Description of the task:
Leave out the pictures and restate the rest of the data exactly.

Recorded information:
— Start —
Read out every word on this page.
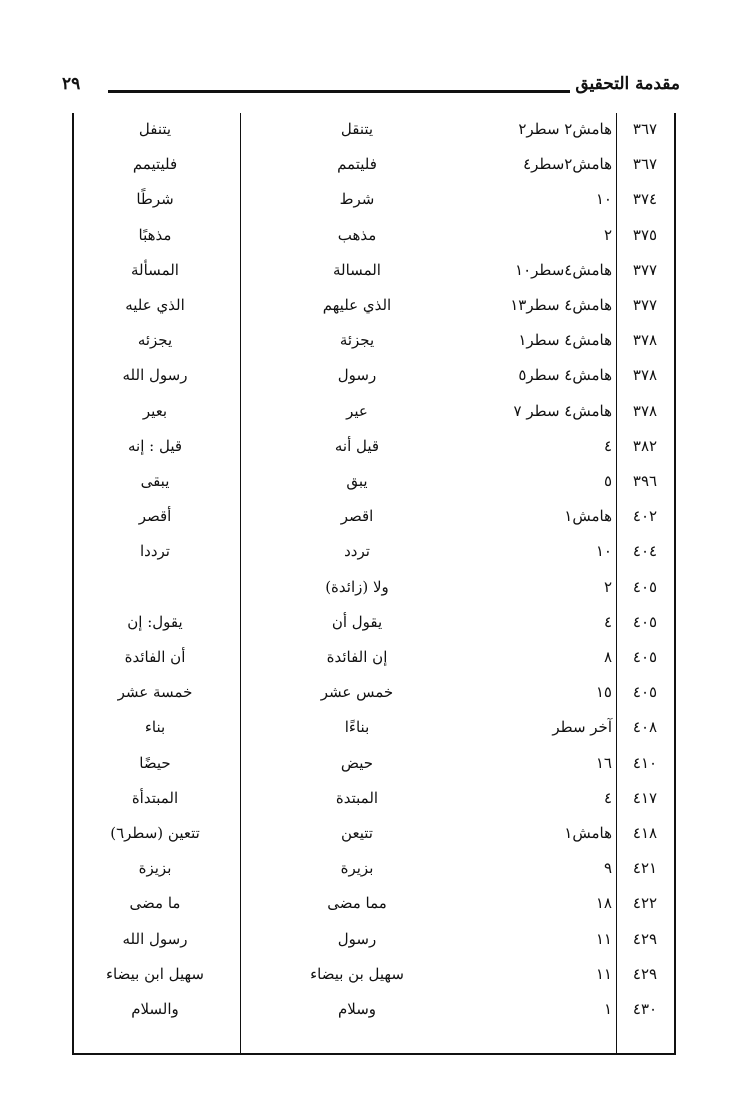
مقدمة التحقيق
٢٩
٣٦٧
هامش٢ سطر٢
يتنقل
يتنفل
٣٦٧
هامش٢سطر٤
فليتمم
فليتيمم
٣٧٤
١٠
شرط
شرطًا
٣٧٥
٢
مذهب
مذهبًا
٣٧٧
هامش٤سطر١٠
المسالة
المسألة
٣٧٧
هامش٤ سطر١٣
الذي عليهم
الذي عليه
٣٧٨
هامش٤ سطر١
يجزئة
يجزئه
٣٧٨
هامش٤ سطر٥
رسول
رسول الله
٣٧٨
هامش٤ سطر ٧
عير
بعير
٣٨٢
٤
قيل أنه
قيل : إنه
٣٩٦
٥
يبق
يبقى
٤٠٢
هامش١
اقصر
أقصر
٤٠٤
١٠
تردد
ترددا
٤٠٥
٢
ولا (زائدة)
٤٠٥
٤
يقول أن
يقول: إن
٤٠٥
٨
إن الفائدة
أن الفائدة
٤٠٥
١٥
خمس عشر
خمسة عشر
٤٠٨
آخر سطر
بناءًا
بناء
٤١٠
١٦
حيض
حيضًا
٤١٧
٤
المبتدة
المبتدأة
٤١٨
هامش١
تتيعن
تتعين (سطر٦)
٤٢١
٩
بزيرة
بزيزة
٤٢٢
١٨
مما مضى
ما مضى
٤٢٩
١١
رسول
رسول الله
٤٢٩
١١
سهيل بن بيضاء
سهيل ابن بيضاء
٤٣٠
١
وسلام
والسلام
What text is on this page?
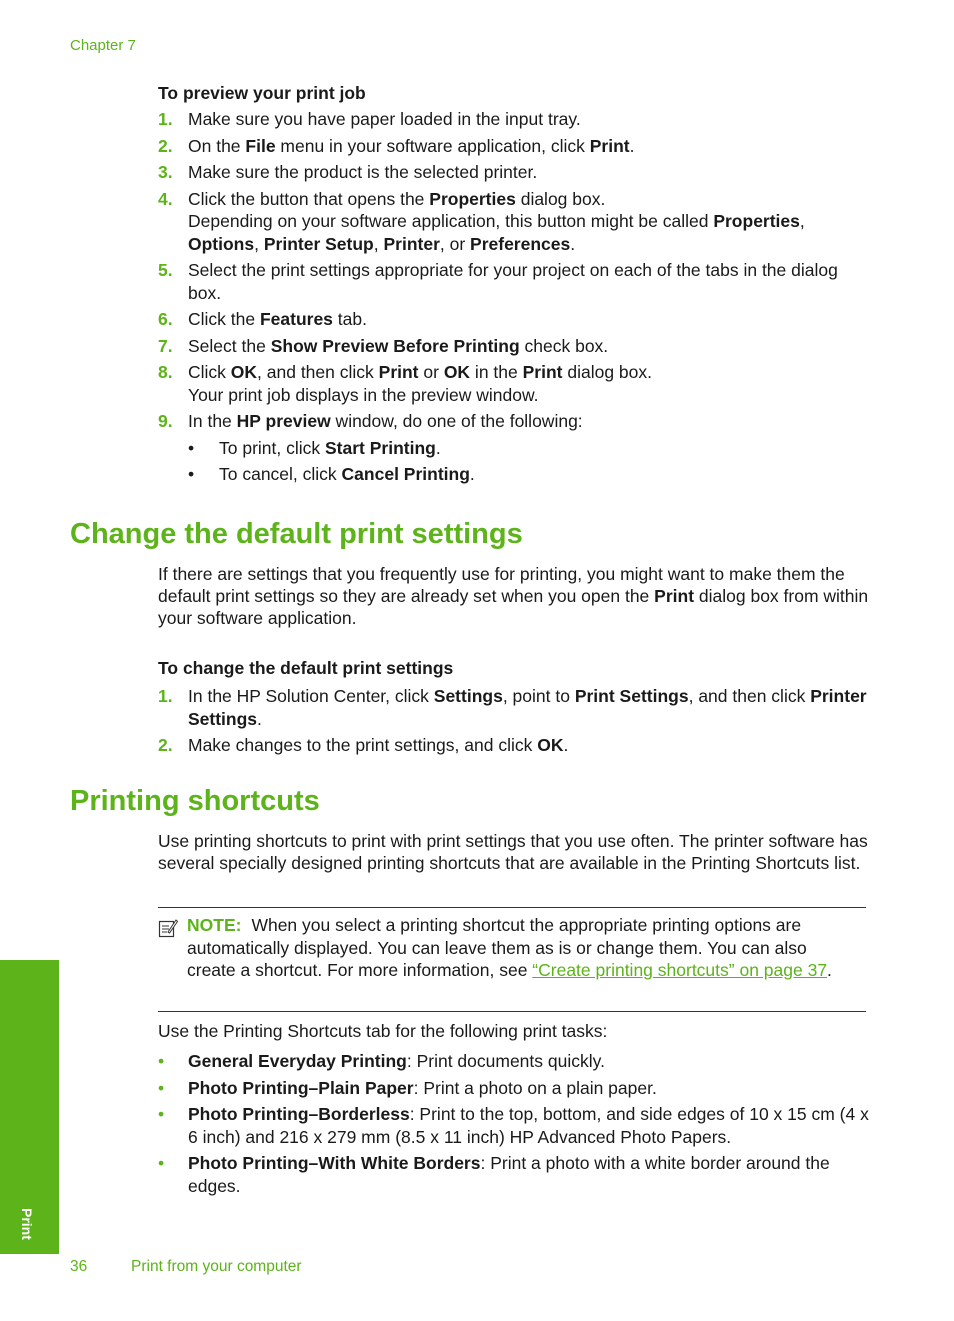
Chapter 7
To preview your print job
1. Make sure you have paper loaded in the input tray.
2. On the File menu in your software application, click Print.
3. Make sure the product is the selected printer.
4. Click the button that opens the Properties dialog box.
Depending on your software application, this button might be called Properties, Options, Printer Setup, Printer, or Preferences.
5. Select the print settings appropriate for your project on each of the tabs in the dialog box.
6. Click the Features tab.
7. Select the Show Preview Before Printing check box.
8. Click OK, and then click Print or OK in the Print dialog box.
Your print job displays in the preview window.
9. In the HP preview window, do one of the following:
• To print, click Start Printing.
• To cancel, click Cancel Printing.
Change the default print settings

If there are settings that you frequently use for printing, you might want to make them the default print settings so they are already set when you open the Print dialog box from within your software application.

To change the default print settings
1. In the HP Solution Center, click Settings, point to Print Settings, and then click Printer Settings.
2. Make changes to the print settings, and click OK.
Printing shortcuts

Use printing shortcuts to print with print settings that you use often. The printer software has several specially designed printing shortcuts that are available in the Printing Shortcuts list.

NOTE: When you select a printing shortcut the appropriate printing options are automatically displayed. You can leave them as is or change them. You can also create a shortcut. For more information, see “Create printing shortcuts” on page 37.

Use the Printing Shortcuts tab for the following print tasks:

• General Everyday Printing: Print documents quickly.
• Photo Printing–Plain Paper: Print a photo on a plain paper.
• Photo Printing–Borderless: Print to the top, bottom, and side edges of 10 x 15 cm (4 x 6 inch) and 216 x 279 mm (8.5 x 11 inch) HP Advanced Photo Papers.
• Photo Printing–With White Borders: Print a photo with a white border around the edges.
Print
36	Print from your computer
— End —
Written reply:
Read out every word on this page.
مقدمة التحقيق
٢٩
٣٦٧
هامش٢ سطر٢
يتنقل
يتنفل
٣٦٧
هامش٢سطر٤
فليتمم
فليتيمم
٣٧٤
١٠
شرط
شرطًا
٣٧٥
٢
مذهب
مذهبًا
٣٧٧
هامش٤سطر١٠
المسالة
المسألة
٣٧٧
هامش٤ سطر١٣
الذي عليهم
الذي عليه
٣٧٨
هامش٤ سطر١
يجزئة
يجزئه
٣٧٨
هامش٤ سطر٥
رسول
رسول الله
٣٧٨
هامش٤ سطر ٧
عير
بعير
٣٨٢
٤
قيل أنه
قيل : إنه
٣٩٦
٥
يبق
يبقى
٤٠٢
هامش١
اقصر
أقصر
٤٠٤
١٠
تردد
ترددا
٤٠٥
٢
ولا (زائدة)
٤٠٥
٤
يقول أن
يقول: إن
٤٠٥
٨
إن الفائدة
أن الفائدة
٤٠٥
١٥
خمس عشر
خمسة عشر
٤٠٨
آخر سطر
بناءًا
بناء
٤١٠
١٦
حيض
حيضًا
٤١٧
٤
المبتدة
المبتدأة
٤١٨
هامش١
تتيعن
تتعين (سطر٦)
٤٢١
٩
بزيرة
بزيزة
٤٢٢
١٨
مما مضى
ما مضى
٤٢٩
١١
رسول
رسول الله
٤٢٩
١١
سهيل بن بيضاء
سهيل ابن بيضاء
٤٣٠
١
وسلام
والسلام
What text is on this page?
Chapter 7
To preview your print job
1. Make sure you have paper loaded in the input tray.
2. On the File menu in your software application, click Print.
3. Make sure the product is the selected printer.
4. Click the button that opens the Properties dialog box.
Depending on your software application, this button might be called Properties, Options, Printer Setup, Printer, or Preferences.
5. Select the print settings appropriate for your project on each of the tabs in the dialog box.
6. Click the Features tab.
7. Select the Show Preview Before Printing check box.
8. Click OK, and then click Print or OK in the Print dialog box.
Your print job displays in the preview window.
9. In the HP preview window, do one of the following:
• To print, click Start Printing.
• To cancel, click Cancel Printing.
Change the default print settings

If there are settings that you frequently use for printing, you might want to make them the default print settings so they are already set when you open the Print dialog box from within your software application.

To change the default print settings
1. In the HP Solution Center, click Settings, point to Print Settings, and then click Printer Settings.
2. Make changes to the print settings, and click OK.
Printing shortcuts

Use printing shortcuts to print with print settings that you use often. The printer software has several specially designed printing shortcuts that are available in the Printing Shortcuts list.

NOTE: When you select a printing shortcut the appropriate printing options are automatically displayed. You can leave them as is or change them. You can also create a shortcut. For more information, see “Create printing shortcuts” on page 37.

Use the Printing Shortcuts tab for the following print tasks:

• General Everyday Printing: Print documents quickly.
• Photo Printing–Plain Paper: Print a photo on a plain paper.
• Photo Printing–Borderless: Print to the top, bottom, and side edges of 10 x 15 cm (4 x 6 inch) and 216 x 279 mm (8.5 x 11 inch) HP Advanced Photo Papers.
• Photo Printing–With White Borders: Print a photo with a white border around the edges.
Print
36	Print from your computer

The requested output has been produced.